▶ Required work: List every line below containing "text".

▶ Given records:
----------------------------------------

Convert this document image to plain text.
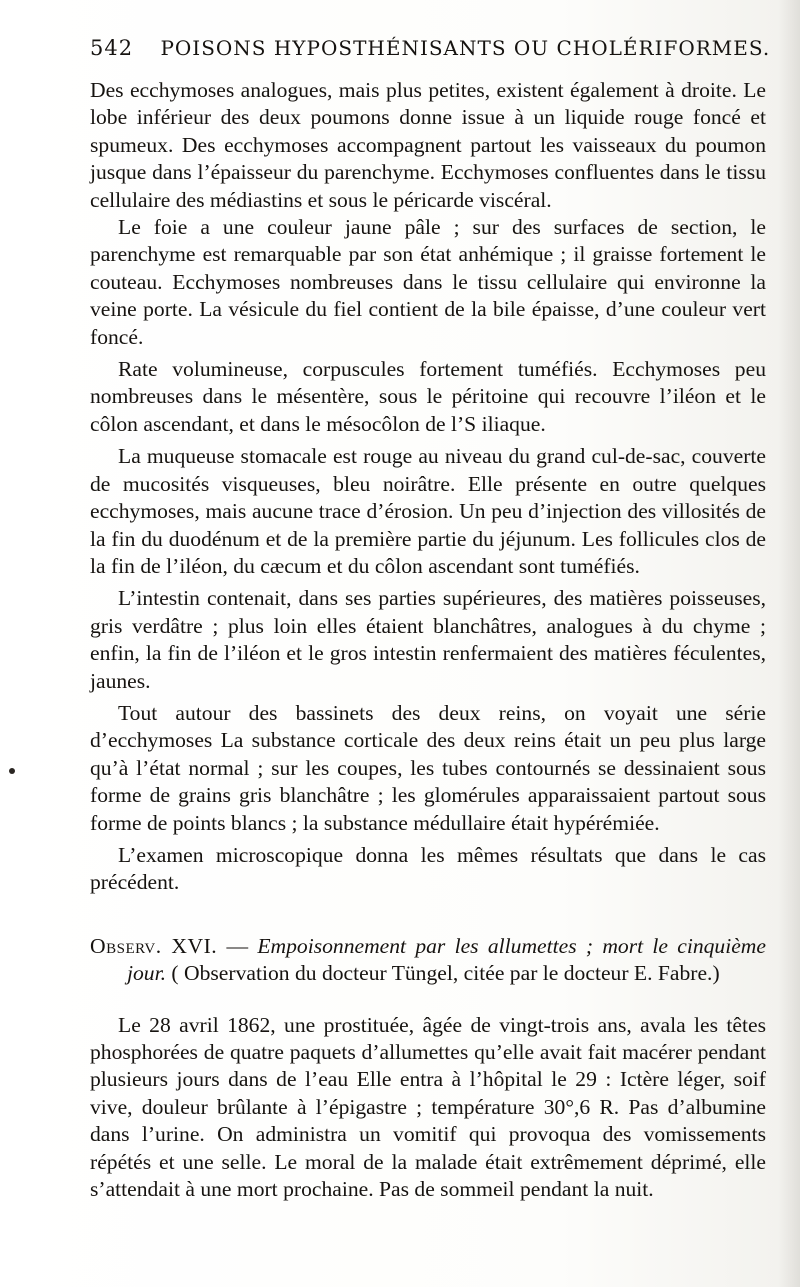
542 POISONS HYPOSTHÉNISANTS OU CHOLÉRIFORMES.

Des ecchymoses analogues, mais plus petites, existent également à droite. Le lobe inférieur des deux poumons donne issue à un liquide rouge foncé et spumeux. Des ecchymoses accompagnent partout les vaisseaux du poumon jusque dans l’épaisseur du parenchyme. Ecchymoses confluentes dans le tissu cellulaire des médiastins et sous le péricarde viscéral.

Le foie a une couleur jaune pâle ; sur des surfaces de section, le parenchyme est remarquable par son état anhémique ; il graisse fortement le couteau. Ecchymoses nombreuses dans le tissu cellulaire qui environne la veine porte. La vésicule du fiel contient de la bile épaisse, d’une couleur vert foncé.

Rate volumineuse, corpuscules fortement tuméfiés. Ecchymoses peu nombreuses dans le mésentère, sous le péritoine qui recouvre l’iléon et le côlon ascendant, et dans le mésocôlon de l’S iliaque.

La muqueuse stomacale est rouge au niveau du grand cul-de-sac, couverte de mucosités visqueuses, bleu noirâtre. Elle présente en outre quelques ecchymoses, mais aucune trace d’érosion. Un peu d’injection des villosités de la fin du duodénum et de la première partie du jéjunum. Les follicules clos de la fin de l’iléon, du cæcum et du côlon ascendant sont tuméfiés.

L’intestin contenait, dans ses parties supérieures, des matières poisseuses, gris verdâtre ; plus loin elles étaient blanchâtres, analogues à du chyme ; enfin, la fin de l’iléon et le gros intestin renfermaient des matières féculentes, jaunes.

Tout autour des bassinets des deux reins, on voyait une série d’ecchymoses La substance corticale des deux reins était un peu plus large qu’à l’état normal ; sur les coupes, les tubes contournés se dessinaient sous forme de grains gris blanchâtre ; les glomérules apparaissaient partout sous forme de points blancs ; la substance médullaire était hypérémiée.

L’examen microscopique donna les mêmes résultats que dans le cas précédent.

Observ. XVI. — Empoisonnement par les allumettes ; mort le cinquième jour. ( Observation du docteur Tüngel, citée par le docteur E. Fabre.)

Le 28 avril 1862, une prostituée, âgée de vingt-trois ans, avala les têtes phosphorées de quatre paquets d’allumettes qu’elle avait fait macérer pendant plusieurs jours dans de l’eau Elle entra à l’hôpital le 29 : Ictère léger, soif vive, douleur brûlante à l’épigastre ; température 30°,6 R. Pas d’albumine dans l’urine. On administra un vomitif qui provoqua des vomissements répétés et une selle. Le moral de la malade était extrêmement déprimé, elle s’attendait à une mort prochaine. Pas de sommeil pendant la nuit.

----------------------------------------

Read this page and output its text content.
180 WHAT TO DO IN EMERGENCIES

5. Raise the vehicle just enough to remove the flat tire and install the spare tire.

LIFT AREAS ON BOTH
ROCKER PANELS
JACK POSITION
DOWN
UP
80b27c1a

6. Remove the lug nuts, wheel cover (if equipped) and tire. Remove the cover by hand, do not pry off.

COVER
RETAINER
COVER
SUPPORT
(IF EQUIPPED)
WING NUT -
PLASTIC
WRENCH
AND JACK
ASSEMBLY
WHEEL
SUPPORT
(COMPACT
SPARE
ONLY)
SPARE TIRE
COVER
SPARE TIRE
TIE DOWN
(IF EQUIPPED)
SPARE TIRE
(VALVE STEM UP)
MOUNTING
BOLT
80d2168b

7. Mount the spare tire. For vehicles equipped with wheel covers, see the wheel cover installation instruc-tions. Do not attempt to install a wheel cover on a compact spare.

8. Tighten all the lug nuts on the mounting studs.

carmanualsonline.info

----------------------------------------

▶ Completed exercise:
Convert this document image to plain text.
Read this page and output its text content.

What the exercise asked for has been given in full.